*PROVIDED DATA:*

....................

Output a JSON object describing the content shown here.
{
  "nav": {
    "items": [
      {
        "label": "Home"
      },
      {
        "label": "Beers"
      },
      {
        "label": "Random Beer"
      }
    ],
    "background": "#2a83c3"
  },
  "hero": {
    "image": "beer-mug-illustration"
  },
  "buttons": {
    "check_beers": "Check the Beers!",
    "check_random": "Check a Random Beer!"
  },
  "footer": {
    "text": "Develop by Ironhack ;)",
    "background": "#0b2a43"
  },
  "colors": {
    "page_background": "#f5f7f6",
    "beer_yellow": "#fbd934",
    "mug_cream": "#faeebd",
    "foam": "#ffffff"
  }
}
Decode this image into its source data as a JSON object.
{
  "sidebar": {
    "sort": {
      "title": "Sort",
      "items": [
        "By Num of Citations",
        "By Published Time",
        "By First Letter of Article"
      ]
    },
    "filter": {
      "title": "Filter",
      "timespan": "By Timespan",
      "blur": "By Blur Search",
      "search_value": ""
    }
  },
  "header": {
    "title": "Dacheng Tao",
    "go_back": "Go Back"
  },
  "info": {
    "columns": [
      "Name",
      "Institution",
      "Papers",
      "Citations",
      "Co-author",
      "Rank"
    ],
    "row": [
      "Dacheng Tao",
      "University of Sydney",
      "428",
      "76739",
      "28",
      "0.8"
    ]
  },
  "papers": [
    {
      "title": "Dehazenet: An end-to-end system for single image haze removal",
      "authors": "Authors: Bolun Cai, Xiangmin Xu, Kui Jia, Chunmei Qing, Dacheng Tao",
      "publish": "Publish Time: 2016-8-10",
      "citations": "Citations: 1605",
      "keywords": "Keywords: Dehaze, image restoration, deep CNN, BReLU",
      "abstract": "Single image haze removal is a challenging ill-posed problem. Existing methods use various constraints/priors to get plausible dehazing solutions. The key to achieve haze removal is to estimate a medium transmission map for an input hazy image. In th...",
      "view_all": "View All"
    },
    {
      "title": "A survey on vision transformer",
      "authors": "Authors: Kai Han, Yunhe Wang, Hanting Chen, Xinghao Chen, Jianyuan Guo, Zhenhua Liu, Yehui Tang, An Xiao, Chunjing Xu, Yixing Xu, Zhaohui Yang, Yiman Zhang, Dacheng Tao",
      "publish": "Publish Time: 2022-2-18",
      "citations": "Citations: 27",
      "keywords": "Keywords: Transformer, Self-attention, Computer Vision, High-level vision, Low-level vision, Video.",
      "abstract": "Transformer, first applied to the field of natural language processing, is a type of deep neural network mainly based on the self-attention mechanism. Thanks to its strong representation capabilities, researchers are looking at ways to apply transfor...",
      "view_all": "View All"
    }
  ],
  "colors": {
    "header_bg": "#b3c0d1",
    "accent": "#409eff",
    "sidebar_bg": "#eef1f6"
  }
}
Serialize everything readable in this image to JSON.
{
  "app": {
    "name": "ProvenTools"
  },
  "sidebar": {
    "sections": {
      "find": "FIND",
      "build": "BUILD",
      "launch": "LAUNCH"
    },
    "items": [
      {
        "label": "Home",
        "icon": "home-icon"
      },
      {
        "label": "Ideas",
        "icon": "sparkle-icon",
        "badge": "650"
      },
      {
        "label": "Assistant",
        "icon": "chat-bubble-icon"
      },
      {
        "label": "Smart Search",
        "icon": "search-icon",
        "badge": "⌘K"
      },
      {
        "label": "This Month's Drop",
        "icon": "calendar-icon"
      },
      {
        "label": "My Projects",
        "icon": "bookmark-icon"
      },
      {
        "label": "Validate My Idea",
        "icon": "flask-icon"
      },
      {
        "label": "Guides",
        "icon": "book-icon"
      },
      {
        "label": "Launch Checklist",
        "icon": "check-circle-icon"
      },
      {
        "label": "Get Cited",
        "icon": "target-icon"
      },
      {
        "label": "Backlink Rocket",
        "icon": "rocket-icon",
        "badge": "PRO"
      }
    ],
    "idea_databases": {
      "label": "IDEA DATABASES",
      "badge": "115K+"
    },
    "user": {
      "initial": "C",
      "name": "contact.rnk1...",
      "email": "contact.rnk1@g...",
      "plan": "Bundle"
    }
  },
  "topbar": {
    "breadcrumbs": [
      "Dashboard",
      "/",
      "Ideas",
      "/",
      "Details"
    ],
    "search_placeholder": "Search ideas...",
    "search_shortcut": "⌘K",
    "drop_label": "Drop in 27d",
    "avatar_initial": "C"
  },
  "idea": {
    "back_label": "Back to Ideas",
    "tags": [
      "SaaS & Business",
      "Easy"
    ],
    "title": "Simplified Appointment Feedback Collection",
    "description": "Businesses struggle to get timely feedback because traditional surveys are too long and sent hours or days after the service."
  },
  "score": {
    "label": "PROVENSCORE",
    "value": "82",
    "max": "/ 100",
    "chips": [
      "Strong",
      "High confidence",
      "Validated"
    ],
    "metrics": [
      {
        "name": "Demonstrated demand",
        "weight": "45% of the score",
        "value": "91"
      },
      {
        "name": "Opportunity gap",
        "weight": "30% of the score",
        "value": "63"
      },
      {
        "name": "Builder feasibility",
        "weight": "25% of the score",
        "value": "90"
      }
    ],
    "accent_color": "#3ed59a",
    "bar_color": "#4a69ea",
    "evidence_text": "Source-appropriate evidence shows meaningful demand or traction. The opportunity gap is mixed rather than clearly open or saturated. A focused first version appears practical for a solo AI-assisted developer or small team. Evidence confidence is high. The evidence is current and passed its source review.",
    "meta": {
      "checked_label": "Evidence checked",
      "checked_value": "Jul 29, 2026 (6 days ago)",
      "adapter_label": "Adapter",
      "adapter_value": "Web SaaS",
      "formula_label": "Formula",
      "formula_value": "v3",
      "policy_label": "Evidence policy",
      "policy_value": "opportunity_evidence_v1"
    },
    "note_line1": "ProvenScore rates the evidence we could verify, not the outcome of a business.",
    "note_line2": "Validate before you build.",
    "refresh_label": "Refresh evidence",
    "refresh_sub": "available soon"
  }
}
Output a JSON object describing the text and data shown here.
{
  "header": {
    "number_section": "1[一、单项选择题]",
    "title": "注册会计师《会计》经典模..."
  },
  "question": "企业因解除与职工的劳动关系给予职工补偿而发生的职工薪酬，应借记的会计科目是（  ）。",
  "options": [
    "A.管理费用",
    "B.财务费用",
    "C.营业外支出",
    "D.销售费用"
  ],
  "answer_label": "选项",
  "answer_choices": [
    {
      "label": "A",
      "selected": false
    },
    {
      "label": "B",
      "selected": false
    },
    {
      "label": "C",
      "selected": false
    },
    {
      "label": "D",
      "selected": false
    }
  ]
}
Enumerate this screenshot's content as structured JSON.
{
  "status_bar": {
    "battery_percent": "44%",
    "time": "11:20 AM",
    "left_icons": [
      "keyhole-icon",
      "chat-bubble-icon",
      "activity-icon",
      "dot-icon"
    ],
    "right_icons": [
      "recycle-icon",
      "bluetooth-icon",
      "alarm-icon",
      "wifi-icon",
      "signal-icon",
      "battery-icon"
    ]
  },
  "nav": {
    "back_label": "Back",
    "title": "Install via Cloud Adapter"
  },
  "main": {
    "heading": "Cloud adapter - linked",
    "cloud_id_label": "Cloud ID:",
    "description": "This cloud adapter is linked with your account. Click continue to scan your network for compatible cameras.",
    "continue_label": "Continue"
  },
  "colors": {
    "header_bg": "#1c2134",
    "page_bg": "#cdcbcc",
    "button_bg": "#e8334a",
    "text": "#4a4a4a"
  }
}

....................

*PROBLEM STATEMENT:*
Write out the full listing exactly as given.

*EXERCISE RESULT:*
Output a JSON object describing the content shown here.
{
  "nav": {
    "items": [
      {
        "label": "Home"
      },
      {
        "label": "Beers"
      },
      {
        "label": "Random Beer"
      }
    ],
    "background": "#2a83c3"
  },
  "hero": {
    "image": "beer-mug-illustration"
  },
  "buttons": {
    "check_beers": "Check the Beers!",
    "check_random": "Check a Random Beer!"
  },
  "footer": {
    "text": "Develop by Ironhack ;)",
    "background": "#0b2a43"
  },
  "colors": {
    "page_background": "#f5f7f6",
    "beer_yellow": "#fbd934",
    "mug_cream": "#faeebd",
    "foam": "#ffffff"
  }
}
Decode this image into its source data as a JSON object.
{
  "sidebar": {
    "sort": {
      "title": "Sort",
      "items": [
        "By Num of Citations",
        "By Published Time",
        "By First Letter of Article"
      ]
    },
    "filter": {
      "title": "Filter",
      "timespan": "By Timespan",
      "blur": "By Blur Search",
      "search_value": ""
    }
  },
  "header": {
    "title": "Dacheng Tao",
    "go_back": "Go Back"
  },
  "info": {
    "columns": [
      "Name",
      "Institution",
      "Papers",
      "Citations",
      "Co-author",
      "Rank"
    ],
    "row": [
      "Dacheng Tao",
      "University of Sydney",
      "428",
      "76739",
      "28",
      "0.8"
    ]
  },
  "papers": [
    {
      "title": "Dehazenet: An end-to-end system for single image haze removal",
      "authors": "Authors: Bolun Cai, Xiangmin Xu, Kui Jia, Chunmei Qing, Dacheng Tao",
      "publish": "Publish Time: 2016-8-10",
      "citations": "Citations: 1605",
      "keywords": "Keywords: Dehaze, image restoration, deep CNN, BReLU",
      "abstract": "Single image haze removal is a challenging ill-posed problem. Existing methods use various constraints/priors to get plausible dehazing solutions. The key to achieve haze removal is to estimate a medium transmission map for an input hazy image. In th...",
      "view_all": "View All"
    },
    {
      "title": "A survey on vision transformer",
      "authors": "Authors: Kai Han, Yunhe Wang, Hanting Chen, Xinghao Chen, Jianyuan Guo, Zhenhua Liu, Yehui Tang, An Xiao, Chunjing Xu, Yixing Xu, Zhaohui Yang, Yiman Zhang, Dacheng Tao",
      "publish": "Publish Time: 2022-2-18",
      "citations": "Citations: 27",
      "keywords": "Keywords: Transformer, Self-attention, Computer Vision, High-level vision, Low-level vision, Video.",
      "abstract": "Transformer, first applied to the field of natural language processing, is a type of deep neural network mainly based on the self-attention mechanism. Thanks to its strong representation capabilities, researchers are looking at ways to apply transfor...",
      "view_all": "View All"
    }
  ],
  "colors": {
    "header_bg": "#b3c0d1",
    "accent": "#409eff",
    "sidebar_bg": "#eef1f6"
  }
}
Serialize everything readable in this image to JSON.
{
  "app": {
    "name": "ProvenTools"
  },
  "sidebar": {
    "sections": {
      "find": "FIND",
      "build": "BUILD",
      "launch": "LAUNCH"
    },
    "items": [
      {
        "label": "Home",
        "icon": "home-icon"
      },
      {
        "label": "Ideas",
        "icon": "sparkle-icon",
        "badge": "650"
      },
      {
        "label": "Assistant",
        "icon": "chat-bubble-icon"
      },
      {
        "label": "Smart Search",
        "icon": "search-icon",
        "badge": "⌘K"
      },
      {
        "label": "This Month's Drop",
        "icon": "calendar-icon"
      },
      {
        "label": "My Projects",
        "icon": "bookmark-icon"
      },
      {
        "label": "Validate My Idea",
        "icon": "flask-icon"
      },
      {
        "label": "Guides",
        "icon": "book-icon"
      },
      {
        "label": "Launch Checklist",
        "icon": "check-circle-icon"
      },
      {
        "label": "Get Cited",
        "icon": "target-icon"
      },
      {
        "label": "Backlink Rocket",
        "icon": "rocket-icon",
        "badge": "PRO"
      }
    ],
    "idea_databases": {
      "label": "IDEA DATABASES",
      "badge": "115K+"
    },
    "user": {
      "initial": "C",
      "name": "contact.rnk1...",
      "email": "contact.rnk1@g...",
      "plan": "Bundle"
    }
  },
  "topbar": {
    "breadcrumbs": [
      "Dashboard",
      "/",
      "Ideas",
      "/",
      "Details"
    ],
    "search_placeholder": "Search ideas...",
    "search_shortcut": "⌘K",
    "drop_label": "Drop in 27d",
    "avatar_initial": "C"
  },
  "idea": {
    "back_label": "Back to Ideas",
    "tags": [
      "SaaS & Business",
      "Easy"
    ],
    "title": "Simplified Appointment Feedback Collection",
    "description": "Businesses struggle to get timely feedback because traditional surveys are too long and sent hours or days after the service."
  },
  "score": {
    "label": "PROVENSCORE",
    "value": "82",
    "max": "/ 100",
    "chips": [
      "Strong",
      "High confidence",
      "Validated"
    ],
    "metrics": [
      {
        "name": "Demonstrated demand",
        "weight": "45% of the score",
        "value": "91"
      },
      {
        "name": "Opportunity gap",
        "weight": "30% of the score",
        "value": "63"
      },
      {
        "name": "Builder feasibility",
        "weight": "25% of the score",
        "value": "90"
      }
    ],
    "accent_color": "#3ed59a",
    "bar_color": "#4a69ea",
    "evidence_text": "Source-appropriate evidence shows meaningful demand or traction. The opportunity gap is mixed rather than clearly open or saturated. A focused first version appears practical for a solo AI-assisted developer or small team. Evidence confidence is high. The evidence is current and passed its source review.",
    "meta": {
      "checked_label": "Evidence checked",
      "checked_value": "Jul 29, 2026 (6 days ago)",
      "adapter_label": "Adapter",
      "adapter_value": "Web SaaS",
      "formula_label": "Formula",
      "formula_value": "v3",
      "policy_label": "Evidence policy",
      "policy_value": "opportunity_evidence_v1"
    },
    "note_line1": "ProvenScore rates the evidence we could verify, not the outcome of a business.",
    "note_line2": "Validate before you build.",
    "refresh_label": "Refresh evidence",
    "refresh_sub": "available soon"
  }
}
Output a JSON object describing the text and data shown here.
{
  "header": {
    "number_section": "1[一、单项选择题]",
    "title": "注册会计师《会计》经典模..."
  },
  "question": "企业因解除与职工的劳动关系给予职工补偿而发生的职工薪酬，应借记的会计科目是（  ）。",
  "options": [
    "A.管理费用",
    "B.财务费用",
    "C.营业外支出",
    "D.销售费用"
  ],
  "answer_label": "选项",
  "answer_choices": [
    {
      "label": "A",
      "selected": false
    },
    {
      "label": "B",
      "selected": false
    },
    {
      "label": "C",
      "selected": false
    },
    {
      "label": "D",
      "selected": false
    }
  ]
}
Enumerate this screenshot's content as structured JSON.
{
  "status_bar": {
    "battery_percent": "44%",
    "time": "11:20 AM",
    "left_icons": [
      "keyhole-icon",
      "chat-bubble-icon",
      "activity-icon",
      "dot-icon"
    ],
    "right_icons": [
      "recycle-icon",
      "bluetooth-icon",
      "alarm-icon",
      "wifi-icon",
      "signal-icon",
      "battery-icon"
    ]
  },
  "nav": {
    "back_label": "Back",
    "title": "Install via Cloud Adapter"
  },
  "main": {
    "heading": "Cloud adapter - linked",
    "cloud_id_label": "Cloud ID:",
    "description": "This cloud adapter is linked with your account. Click continue to scan your network for compatible cameras.",
    "continue_label": "Continue"
  },
  "colors": {
    "header_bg": "#1c2134",
    "page_bg": "#cdcbcc",
    "button_bg": "#e8334a",
    "text": "#4a4a4a"
  }
}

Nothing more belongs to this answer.